» **WRITTEN TASK**
Single out each line with the word "text" and copy it.

>> begin

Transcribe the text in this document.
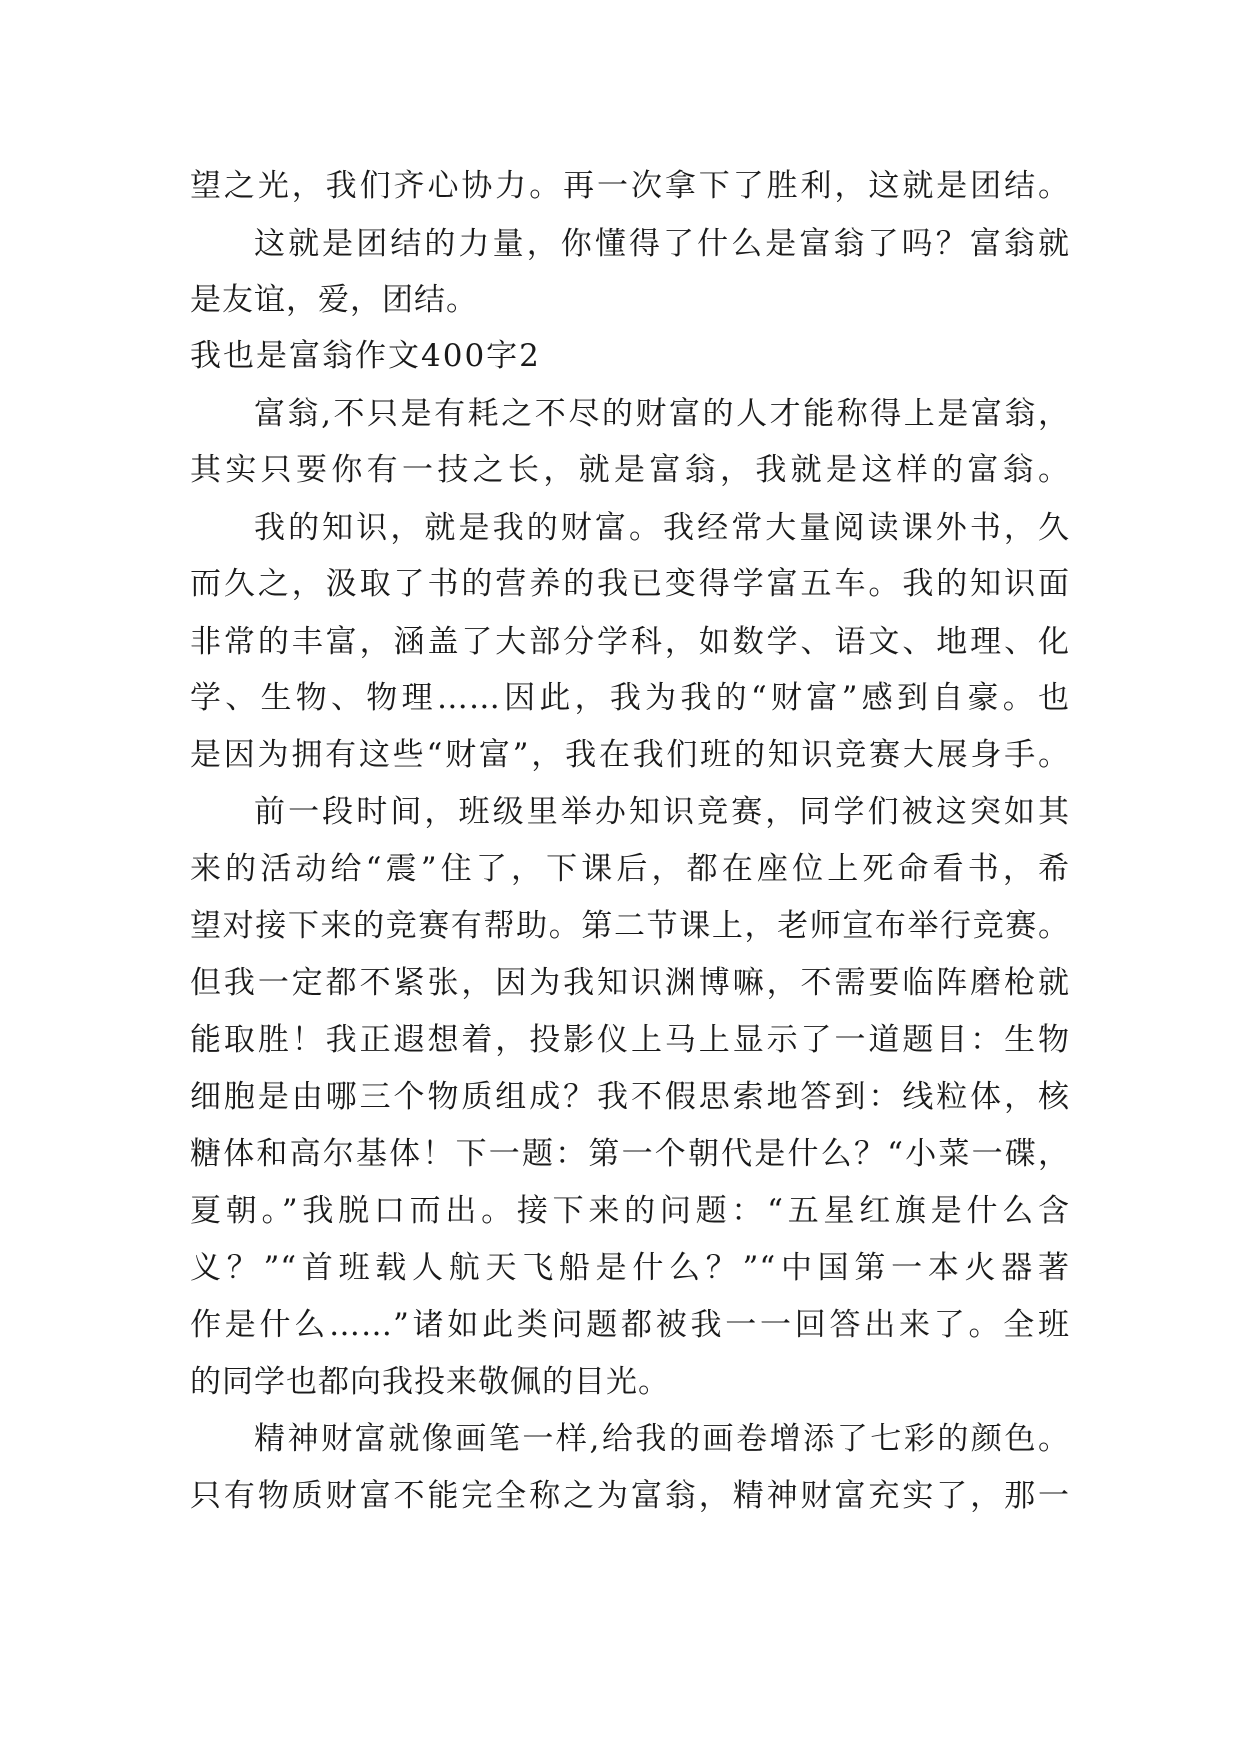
望之光，我们齐心协力。再一次拿下了胜利，这就是团结。
这就是团结的力量，你懂得了什么是富翁了吗？富翁就
是友谊，爱，团结。
我也是富翁作文400字2
富翁,不只是有耗之不尽的财富的人才能称得上是富翁，
其实只要你有一技之长，就是富翁，我就是这样的富翁。
我的知识，就是我的财富。我经常大量阅读课外书，久
而久之，汲取了书的营养的我已变得学富五车。我的知识面
非常的丰富，涵盖了大部分学科，如数学、语文、地理、化
学、生物、物理……因此，我为我的“财富”感到自豪。也
是因为拥有这些“财富”，我在我们班的知识竞赛大展身手。
前一段时间，班级里举办知识竞赛，同学们被这突如其
来的活动给“震”住了，下课后，都在座位上死命看书，希
望对接下来的竞赛有帮助。第二节课上，老师宣布举行竞赛。
但我一定都不紧张，因为我知识渊博嘛，不需要临阵磨枪就
能取胜！我正遐想着，投影仪上马上显示了一道题目：生物
细胞是由哪三个物质组成？我不假思索地答到：线粒体，核
糖体和高尔基体！下一题：第一个朝代是什么？“小菜一碟，
夏朝。”我脱口而出。接下来的问题：“五星红旗是什么含
义？”“首班载人航天飞船是什么？”“中国第一本火器著
作是什么……”诸如此类问题都被我一一回答出来了。全班
的同学也都向我投来敬佩的目光。
精神财富就像画笔一样,给我的画卷增添了七彩的颜色。
只有物质财富不能完全称之为富翁，精神财富充实了，那一
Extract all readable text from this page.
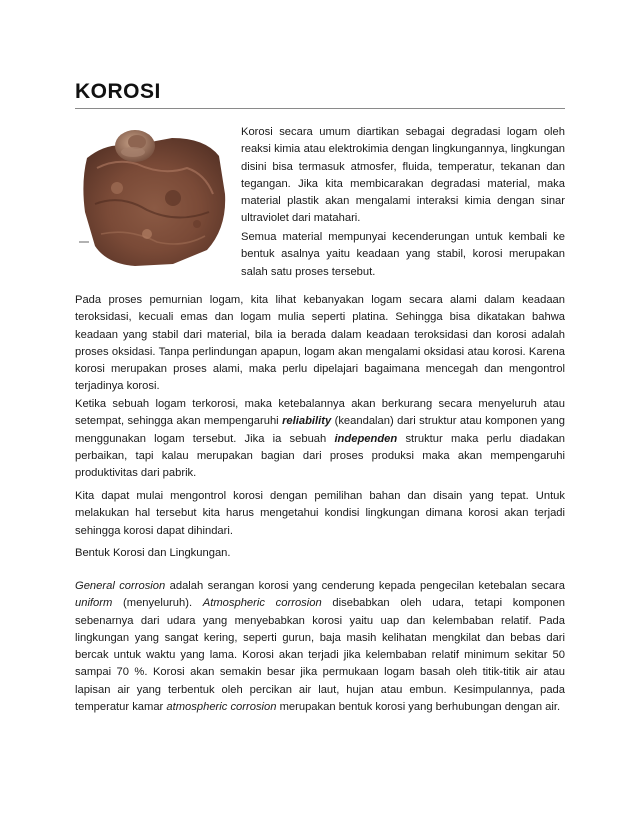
KOROSI

Korosi secara umum diartikan sebagai degradasi logam oleh reaksi kimia atau elektrokimia dengan lingkungannya, lingkungan disini bisa termasuk atmosfer, fluida, temperatur, tekanan dan tegangan. Jika kita membicarakan degradasi material, maka material plastik akan mengalami interaksi kimia dengan sinar ultraviolet dari matahari.

Semua material mempunyai kecenderungan untuk kembali ke bentuk asalnya yaitu keadaan yang stabil, korosi merupakan salah satu proses tersebut.

Pada proses pemurnian logam, kita lihat kebanyakan logam secara alami dalam keadaan teroksidasi, kecuali emas dan logam mulia seperti platina. Sehingga bisa dikatakan bahwa keadaan yang stabil dari material, bila ia berada dalam keadaan teroksidasi dan korosi adalah proses oksidasi. Tanpa perlindungan apapun, logam akan mengalami oksidasi atau korosi. Karena korosi merupakan proses alami, maka perlu dipelajari bagaimana mencegah dan mengontrol terjadinya korosi.

Ketika sebuah logam terkorosi, maka ketebalannya akan berkurang secara menyeluruh atau setempat, sehingga akan mempengaruhi reliability (keandalan) dari struktur atau komponen yang menggunakan logam tersebut. Jika ia sebuah independen struktur maka perlu diadakan perbaikan, tapi kalau merupakan bagian dari proses produksi maka akan mempengaruhi produktivitas dari pabrik.

Kita dapat mulai mengontrol korosi dengan pemilihan bahan dan disain yang tepat. Untuk melakukan hal tersebut kita harus mengetahui kondisi lingkungan dimana korosi akan terjadi sehingga korosi dapat dihindari.

Bentuk Korosi dan Lingkungan.

General corrosion adalah serangan korosi yang cenderung kepada pengecilan ketebalan secara uniform (menyeluruh). Atmospheric corrosion disebabkan oleh udara, tetapi komponen sebenarnya dari udara yang menyebabkan korosi yaitu uap dan kelembaban relatif. Pada lingkungan yang sangat kering, seperti gurun, baja masih kelihatan mengkilat dan bebas dari bercak untuk waktu yang lama. Korosi akan terjadi jika kelembaban relatif minimum sekitar 50 sampai 70 %. Korosi akan semakin besar jika permukaan logam basah oleh titik-titik air atau lapisan air yang terbentuk oleh percikan air laut, hujan atau embun. Kesimpulannya, pada temperatur kamar atmospheric corrosion merupakan bentuk korosi yang berhubungan dengan air.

>> end

» **RESULT BELOW**
Transcribe the text in this document.
Extract all readable text from this page.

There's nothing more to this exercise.